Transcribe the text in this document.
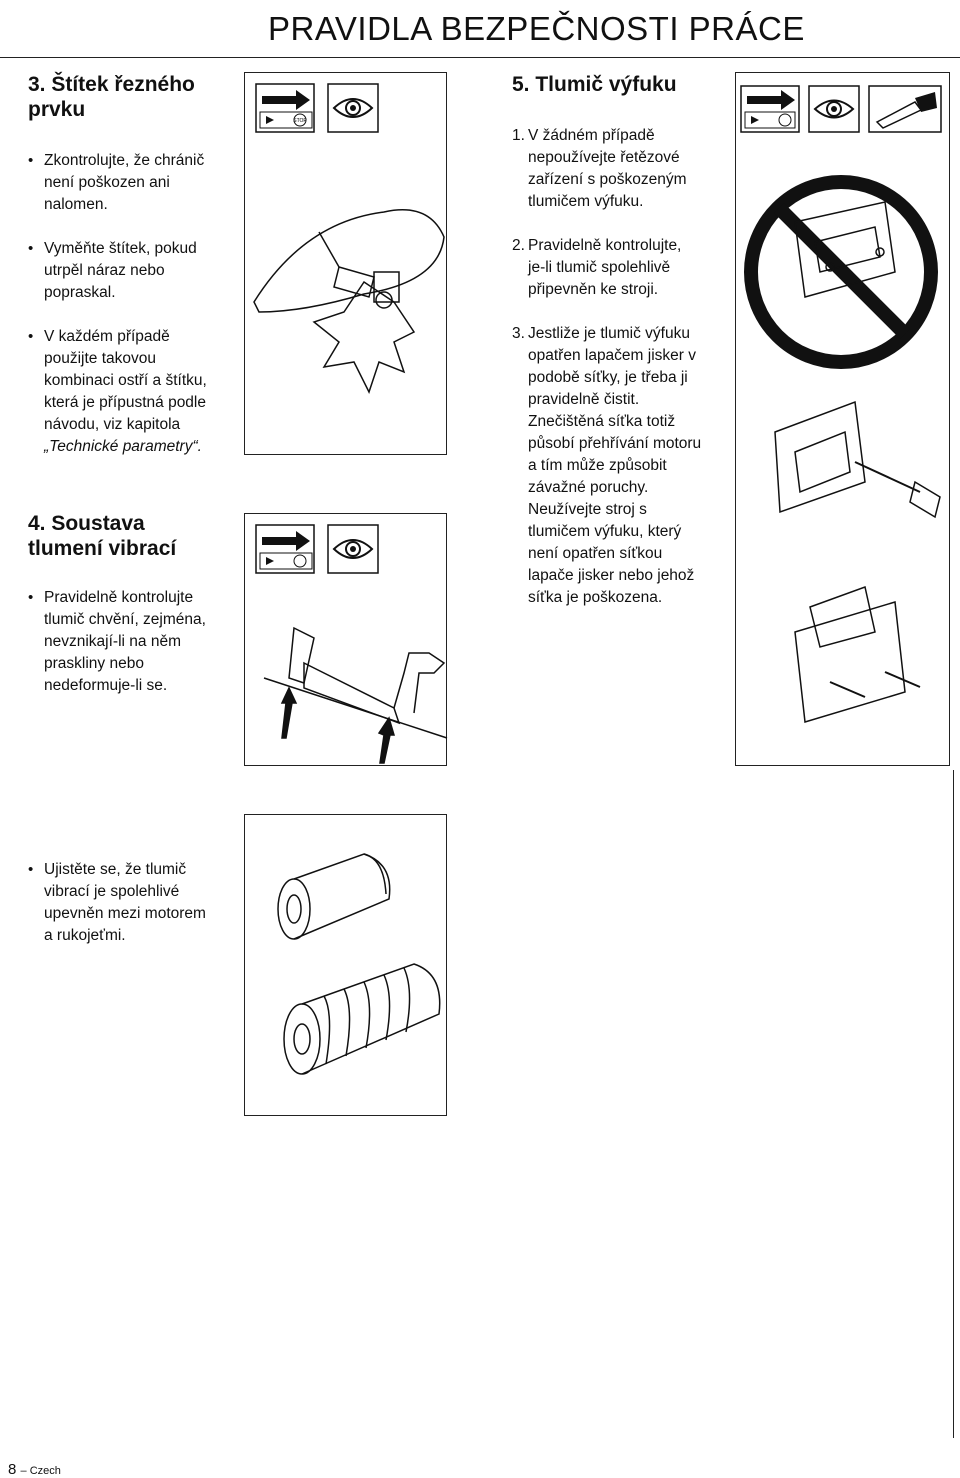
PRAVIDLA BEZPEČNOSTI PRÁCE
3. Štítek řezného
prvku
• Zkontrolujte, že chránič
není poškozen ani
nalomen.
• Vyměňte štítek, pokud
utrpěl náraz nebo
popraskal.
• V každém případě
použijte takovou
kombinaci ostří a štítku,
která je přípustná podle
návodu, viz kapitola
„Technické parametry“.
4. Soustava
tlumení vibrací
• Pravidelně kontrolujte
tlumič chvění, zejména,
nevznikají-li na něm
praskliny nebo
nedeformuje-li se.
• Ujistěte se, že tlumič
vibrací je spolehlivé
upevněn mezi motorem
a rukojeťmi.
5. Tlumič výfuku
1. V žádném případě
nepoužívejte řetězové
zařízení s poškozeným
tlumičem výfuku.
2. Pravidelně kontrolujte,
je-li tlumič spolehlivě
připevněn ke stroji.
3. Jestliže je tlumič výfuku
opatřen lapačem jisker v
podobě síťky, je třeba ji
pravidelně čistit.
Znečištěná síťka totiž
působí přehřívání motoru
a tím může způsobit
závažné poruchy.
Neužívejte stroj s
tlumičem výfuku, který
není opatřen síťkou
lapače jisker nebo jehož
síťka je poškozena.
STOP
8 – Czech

- - - - - - -

**Exercise instructions:** Collect the lines of the records that include the string "nebo".

**Response for this exercise:**
utrpěl náraz nebo
praskliny nebo
lapače jisker nebo jehož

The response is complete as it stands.